# [DESCRIPTION OF THE TASK]
Tally the lines holding "Bond" and state only that figure.

# [Dataset rows about figures]
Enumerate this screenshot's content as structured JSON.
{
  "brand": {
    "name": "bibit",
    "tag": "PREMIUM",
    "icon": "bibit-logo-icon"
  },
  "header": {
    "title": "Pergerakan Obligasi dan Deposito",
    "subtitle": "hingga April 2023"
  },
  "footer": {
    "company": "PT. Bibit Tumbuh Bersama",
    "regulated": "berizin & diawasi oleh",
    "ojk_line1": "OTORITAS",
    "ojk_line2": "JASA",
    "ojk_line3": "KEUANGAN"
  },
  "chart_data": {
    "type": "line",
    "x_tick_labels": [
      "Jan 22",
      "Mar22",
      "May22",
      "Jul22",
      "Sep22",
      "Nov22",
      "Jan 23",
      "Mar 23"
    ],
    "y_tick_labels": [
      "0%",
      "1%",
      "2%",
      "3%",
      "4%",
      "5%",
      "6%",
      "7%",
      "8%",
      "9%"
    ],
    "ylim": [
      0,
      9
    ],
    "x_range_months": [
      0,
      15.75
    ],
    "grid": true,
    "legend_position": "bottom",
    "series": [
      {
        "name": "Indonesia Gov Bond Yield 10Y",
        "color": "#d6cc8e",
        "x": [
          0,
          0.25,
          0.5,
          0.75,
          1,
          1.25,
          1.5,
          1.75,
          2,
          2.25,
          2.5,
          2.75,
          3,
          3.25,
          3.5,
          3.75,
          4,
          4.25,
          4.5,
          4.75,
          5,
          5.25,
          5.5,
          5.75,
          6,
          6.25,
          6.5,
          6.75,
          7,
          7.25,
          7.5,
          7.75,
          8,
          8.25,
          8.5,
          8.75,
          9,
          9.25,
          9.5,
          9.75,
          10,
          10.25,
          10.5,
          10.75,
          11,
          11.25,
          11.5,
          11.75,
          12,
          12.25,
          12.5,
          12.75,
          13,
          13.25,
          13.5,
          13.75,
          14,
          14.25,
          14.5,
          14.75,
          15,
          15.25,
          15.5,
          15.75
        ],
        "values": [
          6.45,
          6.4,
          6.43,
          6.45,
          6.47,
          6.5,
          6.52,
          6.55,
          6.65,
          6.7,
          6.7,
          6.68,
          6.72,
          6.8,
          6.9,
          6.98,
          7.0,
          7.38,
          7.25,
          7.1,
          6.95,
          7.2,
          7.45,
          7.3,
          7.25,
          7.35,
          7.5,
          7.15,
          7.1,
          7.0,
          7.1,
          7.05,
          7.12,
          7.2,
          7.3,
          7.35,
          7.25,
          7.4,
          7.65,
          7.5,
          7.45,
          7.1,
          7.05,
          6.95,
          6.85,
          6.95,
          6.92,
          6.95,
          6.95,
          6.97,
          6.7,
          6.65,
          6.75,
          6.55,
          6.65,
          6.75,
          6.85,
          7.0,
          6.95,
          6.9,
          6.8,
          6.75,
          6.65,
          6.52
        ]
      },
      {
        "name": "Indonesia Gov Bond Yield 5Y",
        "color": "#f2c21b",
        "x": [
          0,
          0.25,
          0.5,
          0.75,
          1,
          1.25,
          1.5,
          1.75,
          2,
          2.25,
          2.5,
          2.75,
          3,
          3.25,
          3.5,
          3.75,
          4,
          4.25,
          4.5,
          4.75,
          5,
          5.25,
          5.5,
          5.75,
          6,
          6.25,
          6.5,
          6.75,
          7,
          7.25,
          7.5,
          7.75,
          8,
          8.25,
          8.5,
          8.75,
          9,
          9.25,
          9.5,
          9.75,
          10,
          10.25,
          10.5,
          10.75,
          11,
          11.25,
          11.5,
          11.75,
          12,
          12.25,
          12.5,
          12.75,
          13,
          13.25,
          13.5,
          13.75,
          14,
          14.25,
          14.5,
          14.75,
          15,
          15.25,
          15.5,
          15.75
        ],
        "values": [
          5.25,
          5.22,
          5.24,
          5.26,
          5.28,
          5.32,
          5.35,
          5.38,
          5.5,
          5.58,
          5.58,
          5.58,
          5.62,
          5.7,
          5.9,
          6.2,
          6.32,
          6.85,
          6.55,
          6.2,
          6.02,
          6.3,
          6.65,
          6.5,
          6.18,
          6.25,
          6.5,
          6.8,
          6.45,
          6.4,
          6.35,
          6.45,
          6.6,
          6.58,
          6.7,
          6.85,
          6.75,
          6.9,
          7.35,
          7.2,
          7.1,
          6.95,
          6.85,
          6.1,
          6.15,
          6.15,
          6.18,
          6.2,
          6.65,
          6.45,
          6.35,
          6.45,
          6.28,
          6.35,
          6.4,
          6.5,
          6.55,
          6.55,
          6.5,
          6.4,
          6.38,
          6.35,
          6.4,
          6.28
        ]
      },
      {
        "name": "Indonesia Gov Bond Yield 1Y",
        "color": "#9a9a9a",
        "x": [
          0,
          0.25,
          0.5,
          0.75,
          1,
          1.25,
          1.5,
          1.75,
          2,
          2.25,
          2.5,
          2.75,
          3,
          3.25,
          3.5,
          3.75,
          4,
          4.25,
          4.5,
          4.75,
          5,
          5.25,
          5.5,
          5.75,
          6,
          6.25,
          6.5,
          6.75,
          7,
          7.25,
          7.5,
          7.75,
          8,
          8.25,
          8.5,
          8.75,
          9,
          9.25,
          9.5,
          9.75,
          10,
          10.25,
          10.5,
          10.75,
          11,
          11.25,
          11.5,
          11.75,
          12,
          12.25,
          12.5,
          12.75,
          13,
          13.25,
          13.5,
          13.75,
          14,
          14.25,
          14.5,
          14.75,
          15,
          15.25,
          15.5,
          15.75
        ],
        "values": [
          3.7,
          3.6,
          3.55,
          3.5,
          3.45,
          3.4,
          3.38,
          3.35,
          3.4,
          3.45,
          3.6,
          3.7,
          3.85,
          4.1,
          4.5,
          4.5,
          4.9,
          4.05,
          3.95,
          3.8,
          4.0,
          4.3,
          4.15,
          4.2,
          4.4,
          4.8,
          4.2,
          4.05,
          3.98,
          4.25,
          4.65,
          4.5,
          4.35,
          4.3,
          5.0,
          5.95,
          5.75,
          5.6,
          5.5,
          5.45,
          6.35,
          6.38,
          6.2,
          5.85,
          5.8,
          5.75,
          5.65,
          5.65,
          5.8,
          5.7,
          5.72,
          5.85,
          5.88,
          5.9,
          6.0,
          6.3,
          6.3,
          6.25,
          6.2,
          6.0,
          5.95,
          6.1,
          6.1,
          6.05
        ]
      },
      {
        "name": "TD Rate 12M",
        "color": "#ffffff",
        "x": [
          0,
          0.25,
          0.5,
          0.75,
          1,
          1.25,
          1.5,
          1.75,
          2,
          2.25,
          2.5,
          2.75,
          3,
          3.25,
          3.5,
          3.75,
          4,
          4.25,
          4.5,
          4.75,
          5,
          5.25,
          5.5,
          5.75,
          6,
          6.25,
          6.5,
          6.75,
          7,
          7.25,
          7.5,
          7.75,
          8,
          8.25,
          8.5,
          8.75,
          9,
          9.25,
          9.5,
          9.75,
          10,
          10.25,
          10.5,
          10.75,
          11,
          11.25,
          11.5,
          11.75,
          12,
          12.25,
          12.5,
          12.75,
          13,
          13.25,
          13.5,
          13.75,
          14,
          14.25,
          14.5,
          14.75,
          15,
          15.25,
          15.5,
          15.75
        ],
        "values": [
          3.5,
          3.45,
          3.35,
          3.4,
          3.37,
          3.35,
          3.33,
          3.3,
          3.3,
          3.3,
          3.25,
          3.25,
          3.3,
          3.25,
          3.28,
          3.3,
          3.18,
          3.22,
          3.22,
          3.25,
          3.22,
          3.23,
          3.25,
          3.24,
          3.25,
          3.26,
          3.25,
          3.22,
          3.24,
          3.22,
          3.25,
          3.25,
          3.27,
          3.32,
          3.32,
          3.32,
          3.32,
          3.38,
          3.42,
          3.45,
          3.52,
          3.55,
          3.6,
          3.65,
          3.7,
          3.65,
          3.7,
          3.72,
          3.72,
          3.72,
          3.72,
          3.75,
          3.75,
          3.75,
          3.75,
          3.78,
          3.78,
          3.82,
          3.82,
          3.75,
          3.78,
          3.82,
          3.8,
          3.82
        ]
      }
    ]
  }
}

# [COMPLETE OUTPUT]
3